Directive:
Go through the data below. Pull out every line that has the word "values".

Dataset excerpt:
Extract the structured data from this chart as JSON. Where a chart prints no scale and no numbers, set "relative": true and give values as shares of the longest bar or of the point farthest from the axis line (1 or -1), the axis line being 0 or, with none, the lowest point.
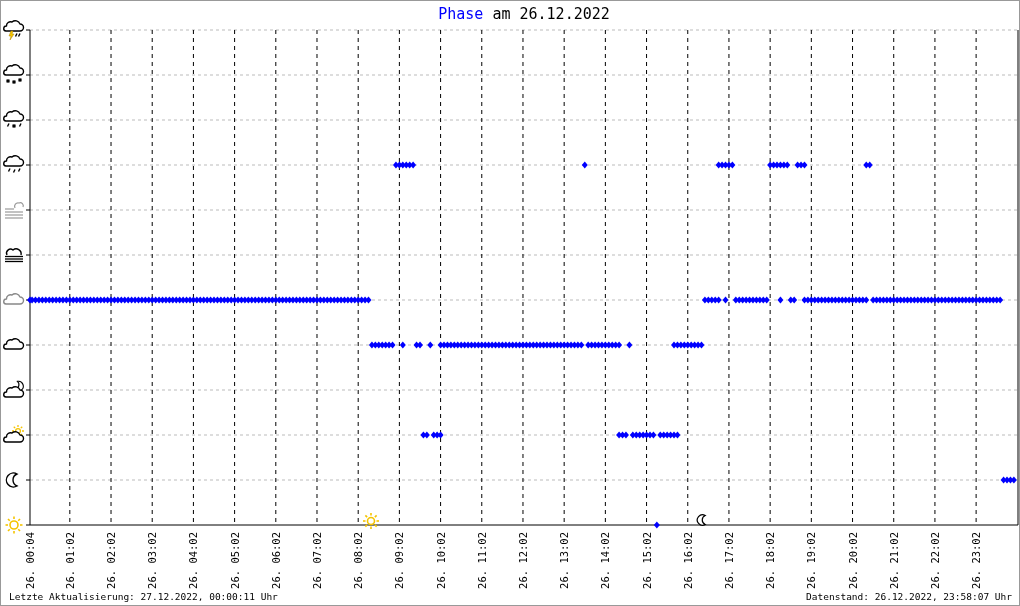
{
  "chart_data": {
    "type": "scatter",
    "title": "Phase am 26.12.2022",
    "color": "#0000ff",
    "marker": "diamond",
    "grid": true,
    "relative": true,
    "xlim": [
      "2022-12-26T00:04",
      "2022-12-27T00:03"
    ],
    "xticks": [
      {
        "value": "2022-12-26T00:04",
        "label": "26. 00:04"
      },
      {
        "value": "2022-12-26T01:02",
        "label": "26. 01:02"
      },
      {
        "value": "2022-12-26T02:02",
        "label": "26. 02:02"
      },
      {
        "value": "2022-12-26T03:02",
        "label": "26. 03:02"
      },
      {
        "value": "2022-12-26T04:02",
        "label": "26. 04:02"
      },
      {
        "value": "2022-12-26T05:02",
        "label": "26. 05:02"
      },
      {
        "value": "2022-12-26T06:02",
        "label": "26. 06:02"
      },
      {
        "value": "2022-12-26T07:02",
        "label": "26. 07:02"
      },
      {
        "value": "2022-12-26T08:02",
        "label": "26. 08:02"
      },
      {
        "value": "2022-12-26T09:02",
        "label": "26. 09:02"
      },
      {
        "value": "2022-12-26T10:02",
        "label": "26. 10:02"
      },
      {
        "value": "2022-12-26T11:02",
        "label": "26. 11:02"
      },
      {
        "value": "2022-12-26T12:02",
        "label": "26. 12:02"
      },
      {
        "value": "2022-12-26T13:02",
        "label": "26. 13:02"
      },
      {
        "value": "2022-12-26T14:02",
        "label": "26. 14:02"
      },
      {
        "value": "2022-12-26T15:02",
        "label": "26. 15:02"
      },
      {
        "value": "2022-12-26T16:02",
        "label": "26. 16:02"
      },
      {
        "value": "2022-12-26T17:02",
        "label": "26. 17:02"
      },
      {
        "value": "2022-12-26T18:02",
        "label": "26. 18:02"
      },
      {
        "value": "2022-12-26T19:02",
        "label": "26. 19:02"
      },
      {
        "value": "2022-12-26T20:02",
        "label": "26. 20:02"
      },
      {
        "value": "2022-12-26T21:02",
        "label": "26. 21:02"
      },
      {
        "value": "2022-12-26T22:02",
        "label": "26. 22:02"
      },
      {
        "value": "2022-12-26T23:02",
        "label": "26. 23:02"
      }
    ],
    "annotations": [
      "Letzte Aktualisierung: 27.12.2022, 00:00:11 Uhr",
      "Datenstand: 26.12.2022, 23:58:07 Uhr"
    ],
    "x": [
      "2022-12-26T00:04",
      "2022-12-26T00:07",
      "2022-12-26T00:12",
      "2022-12-26T00:17",
      "2022-12-26T00:22",
      "2022-12-26T00:27",
      "2022-12-26T00:32",
      "2022-12-26T00:37",
      "2022-12-26T00:42",
      "2022-12-26T00:47",
      "2022-12-26T00:52",
      "2022-12-26T00:57",
      "2022-12-26T01:02",
      "2022-12-26T01:07",
      "2022-12-26T01:12",
      "2022-12-26T01:17",
      "2022-12-26T01:22",
      "2022-12-26T01:27",
      "2022-12-26T01:32",
      "2022-12-26T01:37",
      "2022-12-26T01:42",
      "2022-12-26T01:47",
      "2022-12-26T01:52",
      "2022-12-26T01:57",
      "2022-12-26T02:02",
      "2022-12-26T02:07",
      "2022-12-26T02:12",
      "2022-12-26T02:17",
      "2022-12-26T02:22",
      "2022-12-26T02:27",
      "2022-12-26T02:32",
      "2022-12-26T02:37",
      "2022-12-26T02:42",
      "2022-12-26T02:47",
      "2022-12-26T02:52",
      "2022-12-26T02:57",
      "2022-12-26T03:02",
      "2022-12-26T03:07",
      "2022-12-26T03:12",
      "2022-12-26T03:17",
      "2022-12-26T03:22",
      "2022-12-26T03:27",
      "2022-12-26T03:32",
      "2022-12-26T03:37",
      "2022-12-26T03:42",
      "2022-12-26T03:47",
      "2022-12-26T03:52",
      "2022-12-26T03:57",
      "2022-12-26T04:02",
      "2022-12-26T04:07",
      "2022-12-26T04:12",
      "2022-12-26T04:17",
      "2022-12-26T04:22",
      "2022-12-26T04:27",
      "2022-12-26T04:32",
      "2022-12-26T04:37",
      "2022-12-26T04:42",
      "2022-12-26T04:47",
      "2022-12-26T04:52",
      "2022-12-26T04:57",
      "2022-12-26T05:02",
      "2022-12-26T05:07",
      "2022-12-26T05:12",
      "2022-12-26T05:17",
      "2022-12-26T05:22",
      "2022-12-26T05:27",
      "2022-12-26T05:32",
      "2022-12-26T05:37",
      "2022-12-26T05:42",
      "2022-12-26T05:47",
      "2022-12-26T05:52",
      "2022-12-26T05:57",
      "2022-12-26T06:02",
      "2022-12-26T06:07",
      "2022-12-26T06:12",
      "2022-12-26T06:17",
      "2022-12-26T06:22",
      "2022-12-26T06:27",
      "2022-12-26T06:32",
      "2022-12-26T06:37",
      "2022-12-26T06:42",
      "2022-12-26T06:47",
      "2022-12-26T06:52",
      "2022-12-26T06:57",
      "2022-12-26T07:02",
      "2022-12-26T07:07",
      "2022-12-26T07:12",
      "2022-12-26T07:17",
      "2022-12-26T07:22",
      "2022-12-26T07:27",
      "2022-12-26T07:32",
      "2022-12-26T07:37",
      "2022-12-26T07:42",
      "2022-12-26T07:47",
      "2022-12-26T07:52",
      "2022-12-26T07:57",
      "2022-12-26T08:02",
      "2022-12-26T08:07",
      "2022-12-26T08:12",
      "2022-12-26T08:17",
      "2022-12-26T08:22",
      "2022-12-26T08:27",
      "2022-12-26T08:32",
      "2022-12-26T08:37",
      "2022-12-26T08:42",
      "2022-12-26T08:47",
      "2022-12-26T08:52",
      "2022-12-26T08:57",
      "2022-12-26T09:02",
      "2022-12-26T09:07",
      "2022-12-26T09:07",
      "2022-12-26T09:12",
      "2022-12-26T09:17",
      "2022-12-26T09:22",
      "2022-12-26T09:27",
      "2022-12-26T09:32",
      "2022-12-26T09:37",
      "2022-12-26T09:42",
      "2022-12-26T09:47",
      "2022-12-26T09:52",
      "2022-12-26T09:57",
      "2022-12-26T10:02",
      "2022-12-26T10:02",
      "2022-12-26T10:07",
      "2022-12-26T10:12",
      "2022-12-26T10:17",
      "2022-12-26T10:22",
      "2022-12-26T10:27",
      "2022-12-26T10:32",
      "2022-12-26T10:37",
      "2022-12-26T10:42",
      "2022-12-26T10:47",
      "2022-12-26T10:52",
      "2022-12-26T10:57",
      "2022-12-26T11:02",
      "2022-12-26T11:07",
      "2022-12-26T11:12",
      "2022-12-26T11:17",
      "2022-12-26T11:22",
      "2022-12-26T11:27",
      "2022-12-26T11:32",
      "2022-12-26T11:37",
      "2022-12-26T11:42",
      "2022-12-26T11:47",
      "2022-12-26T11:52",
      "2022-12-26T11:57",
      "2022-12-26T12:02",
      "2022-12-26T12:07",
      "2022-12-26T12:12",
      "2022-12-26T12:17",
      "2022-12-26T12:22",
      "2022-12-26T12:27",
      "2022-12-26T12:32",
      "2022-12-26T12:37",
      "2022-12-26T12:42",
      "2022-12-26T12:47",
      "2022-12-26T12:52",
      "2022-12-26T12:57",
      "2022-12-26T13:02",
      "2022-12-26T13:07",
      "2022-12-26T13:12",
      "2022-12-26T13:17",
      "2022-12-26T13:22",
      "2022-12-26T13:27",
      "2022-12-26T13:32",
      "2022-12-26T13:37",
      "2022-12-26T13:42",
      "2022-12-26T13:47",
      "2022-12-26T13:52",
      "2022-12-26T13:57",
      "2022-12-26T14:02",
      "2022-12-26T14:07",
      "2022-12-26T14:12",
      "2022-12-26T14:17",
      "2022-12-26T14:22",
      "2022-12-26T14:22",
      "2022-12-26T14:27",
      "2022-12-26T14:32",
      "2022-12-26T14:37",
      "2022-12-26T14:42",
      "2022-12-26T14:47",
      "2022-12-26T14:52",
      "2022-12-26T14:57",
      "2022-12-26T15:02",
      "2022-12-26T15:07",
      "2022-12-26T15:12",
      "2022-12-26T15:17",
      "2022-12-26T15:22",
      "2022-12-26T15:27",
      "2022-12-26T15:32",
      "2022-12-26T15:37",
      "2022-12-26T15:42",
      "2022-12-26T15:42",
      "2022-12-26T15:47",
      "2022-12-26T15:47",
      "2022-12-26T15:52",
      "2022-12-26T15:57",
      "2022-12-26T16:02",
      "2022-12-26T16:07",
      "2022-12-26T16:12",
      "2022-12-26T16:17",
      "2022-12-26T16:22",
      "2022-12-26T16:27",
      "2022-12-26T16:32",
      "2022-12-26T16:37",
      "2022-12-26T16:42",
      "2022-12-26T16:47",
      "2022-12-26T16:47",
      "2022-12-26T16:52",
      "2022-12-26T16:57",
      "2022-12-26T16:57",
      "2022-12-26T17:02",
      "2022-12-26T17:07",
      "2022-12-26T17:12",
      "2022-12-26T17:17",
      "2022-12-26T17:22",
      "2022-12-26T17:27",
      "2022-12-26T17:32",
      "2022-12-26T17:37",
      "2022-12-26T17:42",
      "2022-12-26T17:47",
      "2022-12-26T17:52",
      "2022-12-26T17:57",
      "2022-12-26T18:02",
      "2022-12-26T18:07",
      "2022-12-26T18:12",
      "2022-12-26T18:17",
      "2022-12-26T18:17",
      "2022-12-26T18:22",
      "2022-12-26T18:27",
      "2022-12-26T18:32",
      "2022-12-26T18:37",
      "2022-12-26T18:42",
      "2022-12-26T18:47",
      "2022-12-26T18:52",
      "2022-12-26T18:52",
      "2022-12-26T18:57",
      "2022-12-26T19:02",
      "2022-12-26T19:07",
      "2022-12-26T19:12",
      "2022-12-26T19:17",
      "2022-12-26T19:22",
      "2022-12-26T19:27",
      "2022-12-26T19:32",
      "2022-12-26T19:37",
      "2022-12-26T19:42",
      "2022-12-26T19:47",
      "2022-12-26T19:52",
      "2022-12-26T19:57",
      "2022-12-26T20:02",
      "2022-12-26T20:07",
      "2022-12-26T20:12",
      "2022-12-26T20:17",
      "2022-12-26T20:22",
      "2022-12-26T20:22",
      "2022-12-26T20:27",
      "2022-12-26T20:32",
      "2022-12-26T20:37",
      "2022-12-26T20:42",
      "2022-12-26T20:47",
      "2022-12-26T20:52",
      "2022-12-26T20:57",
      "2022-12-26T21:02",
      "2022-12-26T21:07",
      "2022-12-26T21:12",
      "2022-12-26T21:17",
      "2022-12-26T21:22",
      "2022-12-26T21:27",
      "2022-12-26T21:32",
      "2022-12-26T21:37",
      "2022-12-26T21:42",
      "2022-12-26T21:47",
      "2022-12-26T21:52",
      "2022-12-26T21:57",
      "2022-12-26T22:02",
      "2022-12-26T22:07",
      "2022-12-26T22:12",
      "2022-12-26T22:17",
      "2022-12-26T22:22",
      "2022-12-26T22:27",
      "2022-12-26T22:32",
      "2022-12-26T22:37",
      "2022-12-26T22:42",
      "2022-12-26T22:47",
      "2022-12-26T22:52",
      "2022-12-26T22:57",
      "2022-12-26T23:02",
      "2022-12-26T23:07",
      "2022-12-26T23:12",
      "2022-12-26T23:17",
      "2022-12-26T23:22",
      "2022-12-26T23:27",
      "2022-12-26T23:32",
      "2022-12-26T23:37",
      "2022-12-26T23:42",
      "2022-12-26T23:47",
      "2022-12-26T23:52",
      "2022-12-26T23:57"
    ],
    "values": [
      0.625,
      0.625,
      0.625,
      0.625,
      0.625,
      0.625,
      0.625,
      0.625,
      0.625,
      0.625,
      0.625,
      0.625,
      0.625,
      0.625,
      0.625,
      0.625,
      0.625,
      0.625,
      0.625,
      0.625,
      0.625,
      0.625,
      0.625,
      0.625,
      0.625,
      0.625,
      0.625,
      0.625,
      0.625,
      0.625,
      0.625,
      0.625,
      0.625,
      0.625,
      0.625,
      0.625,
      0.625,
      0.625,
      0.625,
      0.625,
      0.625,
      0.625,
      0.625,
      0.625,
      0.625,
      0.625,
      0.625,
      0.625,
      0.625,
      0.625,
      0.625,
      0.625,
      0.625,
      0.625,
      0.625,
      0.625,
      0.625,
      0.625,
      0.625,
      0.625,
      0.625,
      0.625,
      0.625,
      0.625,
      0.625,
      0.625,
      0.625,
      0.625,
      0.625,
      0.625,
      0.625,
      0.625,
      0.625,
      0.625,
      0.625,
      0.625,
      0.625,
      0.625,
      0.625,
      0.625,
      0.625,
      0.625,
      0.625,
      0.625,
      0.625,
      0.625,
      0.625,
      0.625,
      0.625,
      0.625,
      0.625,
      0.625,
      0.625,
      0.625,
      0.625,
      0.625,
      0.625,
      0.625,
      0.625,
      0.625,
      0.5,
      0.5,
      0.5,
      0.5,
      0.5,
      0.5,
      0.5,
      1,
      1,
      1,
      0.5,
      1,
      1,
      1,
      0.5,
      0.5,
      0.25,
      0.25,
      0.5,
      0.25,
      0.25,
      0.25,
      0.5,
      0.5,
      0.5,
      0.5,
      0.5,
      0.5,
      0.5,
      0.5,
      0.5,
      0.5,
      0.5,
      0.5,
      0.5,
      0.5,
      0.5,
      0.5,
      0.5,
      0.5,
      0.5,
      0.5,
      0.5,
      0.5,
      0.5,
      0.5,
      0.5,
      0.5,
      0.5,
      0.5,
      0.5,
      0.5,
      0.5,
      0.5,
      0.5,
      0.5,
      0.5,
      0.5,
      0.5,
      0.5,
      0.5,
      0.5,
      0.5,
      0.5,
      1,
      0.5,
      0.5,
      0.5,
      0.5,
      0.5,
      0.5,
      0.5,
      0.5,
      0.5,
      0.5,
      0.25,
      0.25,
      0.25,
      0.5,
      0.25,
      0.25,
      0.25,
      0.25,
      0.25,
      0.25,
      0.25,
      0,
      0.25,
      0.25,
      0.25,
      0.25,
      0.25,
      0.5,
      0.25,
      0.5,
      0.5,
      0.5,
      0.5,
      0.5,
      0.5,
      0.5,
      0.5,
      0.625,
      0.625,
      0.625,
      0.625,
      0.625,
      1,
      1,
      1,
      0.625,
      1,
      1,
      0.625,
      0.625,
      0.625,
      0.625,
      0.625,
      0.625,
      0.625,
      0.625,
      0.625,
      0.625,
      1,
      1,
      1,
      1,
      0.625,
      1,
      1,
      0.625,
      0.625,
      1,
      1,
      1,
      0.625,
      0.625,
      0.625,
      0.625,
      0.625,
      0.625,
      0.625,
      0.625,
      0.625,
      0.625,
      0.625,
      0.625,
      0.625,
      0.625,
      0.625,
      0.625,
      0.625,
      0.625,
      0.625,
      1,
      1,
      0.625,
      0.625,
      0.625,
      0.625,
      0.625,
      0.625,
      0.625,
      0.625,
      0.625,
      0.625,
      0.625,
      0.625,
      0.625,
      0.625,
      0.625,
      0.625,
      0.625,
      0.625,
      0.625,
      0.625,
      0.625,
      0.625,
      0.625,
      0.625,
      0.625,
      0.625,
      0.625,
      0.625,
      0.625,
      0.625,
      0.625,
      0.625,
      0.625,
      0.625,
      0.625,
      0.625,
      0.625,
      0.625,
      0.125,
      0.125,
      0.125,
      0.125
    ]
  }
}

Correct answer:
Extract the structured data from this chart as JSON. Where a chart prints no scale and no numbers, set "relative": true and give values as shares of the longest bar or of the point farthest from the axis line (1 or -1), the axis line being 0 or, with none, the lowest point.
    "values": [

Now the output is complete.